#### AIM OF THE TASK
The response should consist of the records, reproduced exactly.

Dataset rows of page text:

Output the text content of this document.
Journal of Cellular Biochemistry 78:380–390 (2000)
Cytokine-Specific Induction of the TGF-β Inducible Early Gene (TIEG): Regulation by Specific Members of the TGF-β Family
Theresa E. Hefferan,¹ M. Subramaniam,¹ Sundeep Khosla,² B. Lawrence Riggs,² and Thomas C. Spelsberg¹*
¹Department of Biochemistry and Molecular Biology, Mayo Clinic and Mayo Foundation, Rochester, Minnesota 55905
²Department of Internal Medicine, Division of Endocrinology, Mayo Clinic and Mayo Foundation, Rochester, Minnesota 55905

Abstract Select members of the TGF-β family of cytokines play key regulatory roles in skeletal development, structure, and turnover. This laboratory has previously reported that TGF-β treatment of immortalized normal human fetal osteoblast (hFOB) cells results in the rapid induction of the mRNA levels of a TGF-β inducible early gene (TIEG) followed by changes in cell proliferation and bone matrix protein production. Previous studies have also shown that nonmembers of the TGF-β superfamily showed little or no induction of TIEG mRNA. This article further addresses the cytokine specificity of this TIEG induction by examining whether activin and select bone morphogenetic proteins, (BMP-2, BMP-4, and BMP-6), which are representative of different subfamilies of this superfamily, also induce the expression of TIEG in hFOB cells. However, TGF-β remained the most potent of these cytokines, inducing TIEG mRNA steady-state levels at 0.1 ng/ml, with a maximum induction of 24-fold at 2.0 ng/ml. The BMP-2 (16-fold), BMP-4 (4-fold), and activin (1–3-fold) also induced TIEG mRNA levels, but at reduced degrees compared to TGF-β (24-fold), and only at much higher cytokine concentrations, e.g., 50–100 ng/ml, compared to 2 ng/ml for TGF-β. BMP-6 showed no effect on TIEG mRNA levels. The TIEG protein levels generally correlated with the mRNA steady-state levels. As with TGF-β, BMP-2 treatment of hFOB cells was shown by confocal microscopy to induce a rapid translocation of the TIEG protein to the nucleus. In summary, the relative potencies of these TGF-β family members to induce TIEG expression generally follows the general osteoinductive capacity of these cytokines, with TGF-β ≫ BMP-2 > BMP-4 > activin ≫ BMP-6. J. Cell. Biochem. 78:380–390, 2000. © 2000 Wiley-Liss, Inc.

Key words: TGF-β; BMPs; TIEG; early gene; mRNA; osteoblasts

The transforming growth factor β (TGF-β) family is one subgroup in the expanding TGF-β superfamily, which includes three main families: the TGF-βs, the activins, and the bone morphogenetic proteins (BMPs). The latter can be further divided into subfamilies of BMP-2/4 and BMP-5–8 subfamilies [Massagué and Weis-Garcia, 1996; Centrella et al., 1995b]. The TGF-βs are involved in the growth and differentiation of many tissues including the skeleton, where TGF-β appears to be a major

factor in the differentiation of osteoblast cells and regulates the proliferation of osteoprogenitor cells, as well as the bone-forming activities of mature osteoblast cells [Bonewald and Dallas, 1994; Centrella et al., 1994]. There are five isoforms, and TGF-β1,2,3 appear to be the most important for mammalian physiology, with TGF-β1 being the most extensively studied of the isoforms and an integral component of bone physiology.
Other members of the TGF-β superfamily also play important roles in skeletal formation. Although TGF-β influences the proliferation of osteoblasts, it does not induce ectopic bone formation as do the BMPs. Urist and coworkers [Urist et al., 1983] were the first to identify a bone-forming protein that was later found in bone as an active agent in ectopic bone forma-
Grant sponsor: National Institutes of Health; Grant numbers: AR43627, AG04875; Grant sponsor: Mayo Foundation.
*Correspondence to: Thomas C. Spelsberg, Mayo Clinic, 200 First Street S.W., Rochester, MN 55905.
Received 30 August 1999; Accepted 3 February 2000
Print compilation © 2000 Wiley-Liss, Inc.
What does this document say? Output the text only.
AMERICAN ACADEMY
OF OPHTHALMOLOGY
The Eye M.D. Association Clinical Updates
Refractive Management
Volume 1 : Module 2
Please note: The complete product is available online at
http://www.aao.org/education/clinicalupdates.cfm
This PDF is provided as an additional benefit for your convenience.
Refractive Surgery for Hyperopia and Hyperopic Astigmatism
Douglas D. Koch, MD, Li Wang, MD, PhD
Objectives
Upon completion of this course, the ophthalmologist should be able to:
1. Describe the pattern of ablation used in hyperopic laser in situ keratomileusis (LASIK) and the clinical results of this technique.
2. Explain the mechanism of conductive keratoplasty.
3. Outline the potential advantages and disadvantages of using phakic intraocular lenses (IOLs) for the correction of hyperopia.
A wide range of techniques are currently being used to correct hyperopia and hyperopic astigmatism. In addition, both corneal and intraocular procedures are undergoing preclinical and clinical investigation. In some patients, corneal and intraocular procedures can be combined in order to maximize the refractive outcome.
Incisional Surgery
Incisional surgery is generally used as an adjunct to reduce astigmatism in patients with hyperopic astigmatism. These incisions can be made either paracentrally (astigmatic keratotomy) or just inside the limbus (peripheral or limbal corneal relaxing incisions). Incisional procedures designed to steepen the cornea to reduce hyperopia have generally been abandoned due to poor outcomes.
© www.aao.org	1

#### EXERCISE RESPONSE
Output the text content of this document.
Journal of Cellular Biochemistry 78:380–390 (2000)
Cytokine-Specific Induction of the TGF-β Inducible Early Gene (TIEG): Regulation by Specific Members of the TGF-β Family
Theresa E. Hefferan,¹ M. Subramaniam,¹ Sundeep Khosla,² B. Lawrence Riggs,² and Thomas C. Spelsberg¹*
¹Department of Biochemistry and Molecular Biology, Mayo Clinic and Mayo Foundation, Rochester, Minnesota 55905
²Department of Internal Medicine, Division of Endocrinology, Mayo Clinic and Mayo Foundation, Rochester, Minnesota 55905

Abstract Select members of the TGF-β family of cytokines play key regulatory roles in skeletal development, structure, and turnover. This laboratory has previously reported that TGF-β treatment of immortalized normal human fetal osteoblast (hFOB) cells results in the rapid induction of the mRNA levels of a TGF-β inducible early gene (TIEG) followed by changes in cell proliferation and bone matrix protein production. Previous studies have also shown that nonmembers of the TGF-β superfamily showed little or no induction of TIEG mRNA. This article further addresses the cytokine specificity of this TIEG induction by examining whether activin and select bone morphogenetic proteins, (BMP-2, BMP-4, and BMP-6), which are representative of different subfamilies of this superfamily, also induce the expression of TIEG in hFOB cells. However, TGF-β remained the most potent of these cytokines, inducing TIEG mRNA steady-state levels at 0.1 ng/ml, with a maximum induction of 24-fold at 2.0 ng/ml. The BMP-2 (16-fold), BMP-4 (4-fold), and activin (1–3-fold) also induced TIEG mRNA levels, but at reduced degrees compared to TGF-β (24-fold), and only at much higher cytokine concentrations, e.g., 50–100 ng/ml, compared to 2 ng/ml for TGF-β. BMP-6 showed no effect on TIEG mRNA levels. The TIEG protein levels generally correlated with the mRNA steady-state levels. As with TGF-β, BMP-2 treatment of hFOB cells was shown by confocal microscopy to induce a rapid translocation of the TIEG protein to the nucleus. In summary, the relative potencies of these TGF-β family members to induce TIEG expression generally follows the general osteoinductive capacity of these cytokines, with TGF-β ≫ BMP-2 > BMP-4 > activin ≫ BMP-6. J. Cell. Biochem. 78:380–390, 2000. © 2000 Wiley-Liss, Inc.

Key words: TGF-β; BMPs; TIEG; early gene; mRNA; osteoblasts

The transforming growth factor β (TGF-β) family is one subgroup in the expanding TGF-β superfamily, which includes three main families: the TGF-βs, the activins, and the bone morphogenetic proteins (BMPs). The latter can be further divided into subfamilies of BMP-2/4 and BMP-5–8 subfamilies [Massagué and Weis-Garcia, 1996; Centrella et al., 1995b]. The TGF-βs are involved in the growth and differentiation of many tissues including the skeleton, where TGF-β appears to be a major

factor in the differentiation of osteoblast cells and regulates the proliferation of osteoprogenitor cells, as well as the bone-forming activities of mature osteoblast cells [Bonewald and Dallas, 1994; Centrella et al., 1994]. There are five isoforms, and TGF-β1,2,3 appear to be the most important for mammalian physiology, with TGF-β1 being the most extensively studied of the isoforms and an integral component of bone physiology.
Other members of the TGF-β superfamily also play important roles in skeletal formation. Although TGF-β influences the proliferation of osteoblasts, it does not induce ectopic bone formation as do the BMPs. Urist and coworkers [Urist et al., 1983] were the first to identify a bone-forming protein that was later found in bone as an active agent in ectopic bone forma-
Grant sponsor: National Institutes of Health; Grant numbers: AR43627, AG04875; Grant sponsor: Mayo Foundation.
*Correspondence to: Thomas C. Spelsberg, Mayo Clinic, 200 First Street S.W., Rochester, MN 55905.
Received 30 August 1999; Accepted 3 February 2000
Print compilation © 2000 Wiley-Liss, Inc.
What does this document say? Output the text only.
AMERICAN ACADEMY
OF OPHTHALMOLOGY
The Eye M.D. Association Clinical Updates
Refractive Management
Volume 1 : Module 2
Please note: The complete product is available online at
http://www.aao.org/education/clinicalupdates.cfm
This PDF is provided as an additional benefit for your convenience.
Refractive Surgery for Hyperopia and Hyperopic Astigmatism
Douglas D. Koch, MD, Li Wang, MD, PhD
Objectives
Upon completion of this course, the ophthalmologist should be able to:
1. Describe the pattern of ablation used in hyperopic laser in situ keratomileusis (LASIK) and the clinical results of this technique.
2. Explain the mechanism of conductive keratoplasty.
3. Outline the potential advantages and disadvantages of using phakic intraocular lenses (IOLs) for the correction of hyperopia.
A wide range of techniques are currently being used to correct hyperopia and hyperopic astigmatism. In addition, both corneal and intraocular procedures are undergoing preclinical and clinical investigation. In some patients, corneal and intraocular procedures can be combined in order to maximize the refractive outcome.
Incisional Surgery
Incisional surgery is generally used as an adjunct to reduce astigmatism in patients with hyperopic astigmatism. These incisions can be made either paracentrally (astigmatic keratotomy) or just inside the limbus (peripheral or limbal corneal relaxing incisions). Incisional procedures designed to steepen the cornea to reduce hyperopia have generally been abandoned due to poor outcomes.
© www.aao.org	1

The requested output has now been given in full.